▶ _Given data_:
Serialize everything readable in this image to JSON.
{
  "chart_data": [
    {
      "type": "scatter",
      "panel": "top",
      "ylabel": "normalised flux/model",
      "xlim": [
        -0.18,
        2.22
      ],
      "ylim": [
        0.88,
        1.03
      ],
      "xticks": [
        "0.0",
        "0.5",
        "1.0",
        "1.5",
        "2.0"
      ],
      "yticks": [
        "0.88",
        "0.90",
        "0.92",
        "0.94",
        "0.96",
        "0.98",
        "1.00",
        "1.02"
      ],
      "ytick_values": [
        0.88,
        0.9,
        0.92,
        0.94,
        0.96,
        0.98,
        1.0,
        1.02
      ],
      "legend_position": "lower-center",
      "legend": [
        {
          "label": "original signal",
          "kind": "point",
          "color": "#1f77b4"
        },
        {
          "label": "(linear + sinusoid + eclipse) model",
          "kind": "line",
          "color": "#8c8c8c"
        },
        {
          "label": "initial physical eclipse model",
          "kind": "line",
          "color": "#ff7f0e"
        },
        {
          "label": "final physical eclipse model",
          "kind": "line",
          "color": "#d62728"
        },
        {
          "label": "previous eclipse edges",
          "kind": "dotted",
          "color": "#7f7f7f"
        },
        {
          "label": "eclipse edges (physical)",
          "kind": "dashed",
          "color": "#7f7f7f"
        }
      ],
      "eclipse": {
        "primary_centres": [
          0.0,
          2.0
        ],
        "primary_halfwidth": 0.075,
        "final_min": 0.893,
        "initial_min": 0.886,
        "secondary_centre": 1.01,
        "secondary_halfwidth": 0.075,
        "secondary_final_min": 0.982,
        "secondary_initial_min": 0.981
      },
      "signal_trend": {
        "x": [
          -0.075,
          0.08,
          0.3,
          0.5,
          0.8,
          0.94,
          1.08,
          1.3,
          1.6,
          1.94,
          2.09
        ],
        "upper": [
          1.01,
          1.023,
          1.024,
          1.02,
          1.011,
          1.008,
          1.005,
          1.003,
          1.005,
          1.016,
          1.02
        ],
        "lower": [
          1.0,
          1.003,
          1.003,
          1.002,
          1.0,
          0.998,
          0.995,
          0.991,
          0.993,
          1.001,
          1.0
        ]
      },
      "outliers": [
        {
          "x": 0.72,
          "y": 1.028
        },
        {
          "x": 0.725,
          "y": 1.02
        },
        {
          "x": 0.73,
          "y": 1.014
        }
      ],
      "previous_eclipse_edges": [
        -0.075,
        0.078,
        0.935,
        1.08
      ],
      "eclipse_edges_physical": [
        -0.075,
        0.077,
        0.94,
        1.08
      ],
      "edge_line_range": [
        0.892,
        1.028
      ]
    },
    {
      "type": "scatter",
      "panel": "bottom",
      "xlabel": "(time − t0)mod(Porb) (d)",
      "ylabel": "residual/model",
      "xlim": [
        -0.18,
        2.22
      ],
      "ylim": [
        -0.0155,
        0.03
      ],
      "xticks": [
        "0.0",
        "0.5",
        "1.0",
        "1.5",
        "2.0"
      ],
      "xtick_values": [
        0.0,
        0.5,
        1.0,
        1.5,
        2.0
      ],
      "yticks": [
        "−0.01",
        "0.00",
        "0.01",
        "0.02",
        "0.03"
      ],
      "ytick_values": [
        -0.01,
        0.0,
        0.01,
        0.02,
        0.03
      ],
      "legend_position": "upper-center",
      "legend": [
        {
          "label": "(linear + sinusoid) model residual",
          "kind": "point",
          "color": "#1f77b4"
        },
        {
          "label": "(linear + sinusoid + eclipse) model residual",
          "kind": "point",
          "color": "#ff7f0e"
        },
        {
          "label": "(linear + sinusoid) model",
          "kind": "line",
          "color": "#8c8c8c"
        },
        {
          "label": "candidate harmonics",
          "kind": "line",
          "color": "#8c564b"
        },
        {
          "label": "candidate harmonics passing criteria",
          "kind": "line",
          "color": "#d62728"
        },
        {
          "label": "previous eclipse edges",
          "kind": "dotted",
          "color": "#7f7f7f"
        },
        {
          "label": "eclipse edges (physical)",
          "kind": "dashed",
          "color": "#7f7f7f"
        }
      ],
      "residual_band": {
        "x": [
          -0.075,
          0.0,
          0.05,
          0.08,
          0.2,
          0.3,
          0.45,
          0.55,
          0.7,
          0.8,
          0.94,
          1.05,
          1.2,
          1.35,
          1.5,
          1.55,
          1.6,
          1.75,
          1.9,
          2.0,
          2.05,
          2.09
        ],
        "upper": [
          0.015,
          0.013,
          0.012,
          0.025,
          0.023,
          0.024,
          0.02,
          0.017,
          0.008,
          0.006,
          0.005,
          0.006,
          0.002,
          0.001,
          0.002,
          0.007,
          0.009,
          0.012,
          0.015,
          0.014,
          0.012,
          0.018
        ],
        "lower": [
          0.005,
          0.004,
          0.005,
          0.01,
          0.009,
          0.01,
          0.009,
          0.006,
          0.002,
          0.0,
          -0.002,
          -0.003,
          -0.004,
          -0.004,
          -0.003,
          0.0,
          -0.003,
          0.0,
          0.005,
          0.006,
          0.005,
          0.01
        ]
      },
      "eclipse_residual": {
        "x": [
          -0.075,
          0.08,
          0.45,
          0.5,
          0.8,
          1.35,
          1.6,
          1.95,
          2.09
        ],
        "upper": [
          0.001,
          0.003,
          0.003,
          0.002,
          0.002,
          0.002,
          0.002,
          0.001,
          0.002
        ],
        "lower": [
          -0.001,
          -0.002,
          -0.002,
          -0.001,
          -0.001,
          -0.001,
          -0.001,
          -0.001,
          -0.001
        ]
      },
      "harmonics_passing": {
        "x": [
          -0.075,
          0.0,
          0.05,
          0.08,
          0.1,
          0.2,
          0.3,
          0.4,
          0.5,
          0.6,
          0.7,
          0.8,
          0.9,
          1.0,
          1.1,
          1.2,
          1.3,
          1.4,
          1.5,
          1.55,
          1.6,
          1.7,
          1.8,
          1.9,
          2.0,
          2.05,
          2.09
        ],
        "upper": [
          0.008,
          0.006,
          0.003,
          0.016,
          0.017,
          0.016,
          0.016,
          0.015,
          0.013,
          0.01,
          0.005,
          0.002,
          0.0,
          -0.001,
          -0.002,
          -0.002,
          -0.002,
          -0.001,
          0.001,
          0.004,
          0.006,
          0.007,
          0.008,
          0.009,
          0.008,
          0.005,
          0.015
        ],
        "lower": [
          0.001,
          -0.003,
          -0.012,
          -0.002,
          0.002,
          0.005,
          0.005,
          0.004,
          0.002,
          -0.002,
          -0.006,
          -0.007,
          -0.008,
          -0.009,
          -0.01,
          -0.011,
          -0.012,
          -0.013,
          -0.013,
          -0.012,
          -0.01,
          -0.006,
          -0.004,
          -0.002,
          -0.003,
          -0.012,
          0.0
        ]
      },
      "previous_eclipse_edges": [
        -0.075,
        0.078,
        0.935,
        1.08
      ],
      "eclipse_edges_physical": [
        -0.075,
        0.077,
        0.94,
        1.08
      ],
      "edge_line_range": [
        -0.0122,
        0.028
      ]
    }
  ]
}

▶ _Problem to solve_: Extract all lines from the data in which "candidate" is found.

▶ _Solution to this problem_:
          "label": "candidate harmonics",
          "label": "candidate harmonics passing criteria",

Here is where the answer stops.